(Dataset rows about figures)
>>>>

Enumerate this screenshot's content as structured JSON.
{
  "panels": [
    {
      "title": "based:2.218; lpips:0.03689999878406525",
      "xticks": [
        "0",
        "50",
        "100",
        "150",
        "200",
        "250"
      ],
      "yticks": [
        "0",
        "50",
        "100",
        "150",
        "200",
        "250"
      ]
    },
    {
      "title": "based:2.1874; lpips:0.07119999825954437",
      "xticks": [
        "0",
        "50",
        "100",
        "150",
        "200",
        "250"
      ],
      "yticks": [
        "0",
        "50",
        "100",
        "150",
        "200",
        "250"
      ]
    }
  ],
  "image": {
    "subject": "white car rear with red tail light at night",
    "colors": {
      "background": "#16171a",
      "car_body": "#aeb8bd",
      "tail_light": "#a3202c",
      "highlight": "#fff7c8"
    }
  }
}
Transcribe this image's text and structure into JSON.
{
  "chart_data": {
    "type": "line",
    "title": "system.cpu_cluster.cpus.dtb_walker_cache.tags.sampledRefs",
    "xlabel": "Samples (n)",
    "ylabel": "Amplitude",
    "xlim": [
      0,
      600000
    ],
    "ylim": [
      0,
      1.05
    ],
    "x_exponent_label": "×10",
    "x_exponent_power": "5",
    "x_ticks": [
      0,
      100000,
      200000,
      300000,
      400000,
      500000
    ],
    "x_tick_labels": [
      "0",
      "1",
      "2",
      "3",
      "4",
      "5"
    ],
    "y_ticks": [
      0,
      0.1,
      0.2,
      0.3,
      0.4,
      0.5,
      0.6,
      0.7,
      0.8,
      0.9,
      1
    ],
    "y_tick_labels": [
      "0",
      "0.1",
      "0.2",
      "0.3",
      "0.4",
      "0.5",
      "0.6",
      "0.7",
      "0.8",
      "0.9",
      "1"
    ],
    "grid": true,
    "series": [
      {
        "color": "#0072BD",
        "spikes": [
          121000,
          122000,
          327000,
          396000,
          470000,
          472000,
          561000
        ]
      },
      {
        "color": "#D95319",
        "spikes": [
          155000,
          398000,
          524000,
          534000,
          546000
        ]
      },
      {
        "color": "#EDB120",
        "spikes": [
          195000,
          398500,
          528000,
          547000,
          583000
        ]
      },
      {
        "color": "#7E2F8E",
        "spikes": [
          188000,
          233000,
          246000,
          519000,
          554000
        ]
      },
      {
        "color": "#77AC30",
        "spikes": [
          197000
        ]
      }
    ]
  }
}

<<<<

**Task details**:
Exact copies of all the records are required.

**Solution**:
Enumerate this screenshot's content as structured JSON.
{
  "panels": [
    {
      "title": "based:2.218; lpips:0.03689999878406525",
      "xticks": [
        "0",
        "50",
        "100",
        "150",
        "200",
        "250"
      ],
      "yticks": [
        "0",
        "50",
        "100",
        "150",
        "200",
        "250"
      ]
    },
    {
      "title": "based:2.1874; lpips:0.07119999825954437",
      "xticks": [
        "0",
        "50",
        "100",
        "150",
        "200",
        "250"
      ],
      "yticks": [
        "0",
        "50",
        "100",
        "150",
        "200",
        "250"
      ]
    }
  ],
  "image": {
    "subject": "white car rear with red tail light at night",
    "colors": {
      "background": "#16171a",
      "car_body": "#aeb8bd",
      "tail_light": "#a3202c",
      "highlight": "#fff7c8"
    }
  }
}
Transcribe this image's text and structure into JSON.
{
  "chart_data": {
    "type": "line",
    "title": "system.cpu_cluster.cpus.dtb_walker_cache.tags.sampledRefs",
    "xlabel": "Samples (n)",
    "ylabel": "Amplitude",
    "xlim": [
      0,
      600000
    ],
    "ylim": [
      0,
      1.05
    ],
    "x_exponent_label": "×10",
    "x_exponent_power": "5",
    "x_ticks": [
      0,
      100000,
      200000,
      300000,
      400000,
      500000
    ],
    "x_tick_labels": [
      "0",
      "1",
      "2",
      "3",
      "4",
      "5"
    ],
    "y_ticks": [
      0,
      0.1,
      0.2,
      0.3,
      0.4,
      0.5,
      0.6,
      0.7,
      0.8,
      0.9,
      1
    ],
    "y_tick_labels": [
      "0",
      "0.1",
      "0.2",
      "0.3",
      "0.4",
      "0.5",
      "0.6",
      "0.7",
      "0.8",
      "0.9",
      "1"
    ],
    "grid": true,
    "series": [
      {
        "color": "#0072BD",
        "spikes": [
          121000,
          122000,
          327000,
          396000,
          470000,
          472000,
          561000
        ]
      },
      {
        "color": "#D95319",
        "spikes": [
          155000,
          398000,
          524000,
          534000,
          546000
        ]
      },
      {
        "color": "#EDB120",
        "spikes": [
          195000,
          398500,
          528000,
          547000,
          583000
        ]
      },
      {
        "color": "#7E2F8E",
        "spikes": [
          188000,
          233000,
          246000,
          519000,
          554000
        ]
      },
      {
        "color": "#77AC30",
        "spikes": [
          197000
        ]
      }
    ]
  }
}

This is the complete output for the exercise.